Dataset entries:

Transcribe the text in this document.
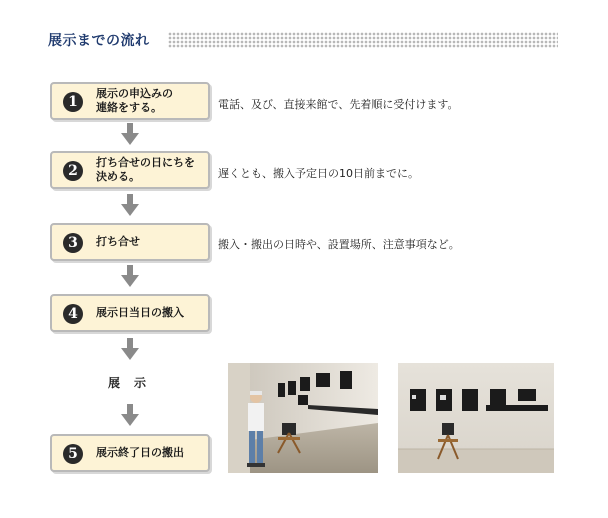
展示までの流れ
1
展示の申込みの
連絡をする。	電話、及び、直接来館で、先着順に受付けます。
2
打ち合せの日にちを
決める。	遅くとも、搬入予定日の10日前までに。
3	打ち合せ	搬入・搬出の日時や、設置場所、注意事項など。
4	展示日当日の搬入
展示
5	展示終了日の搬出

### WHAT IS NEEDED
Pictures in the records must not appear in the copy; transcribe everything else precisely.

### THE SOLUTION
Transcribe the text in this document.
展示までの流れ
1
展示の申込みの
連絡をする。	電話、及び、直接来館で、先着順に受付けます。
2
打ち合せの日にちを
決める。	遅くとも、搬入予定日の10日前までに。
3	打ち合せ	搬入・搬出の日時や、設置場所、注意事項など。
4	展示日当日の搬入
展示
5	展示終了日の搬出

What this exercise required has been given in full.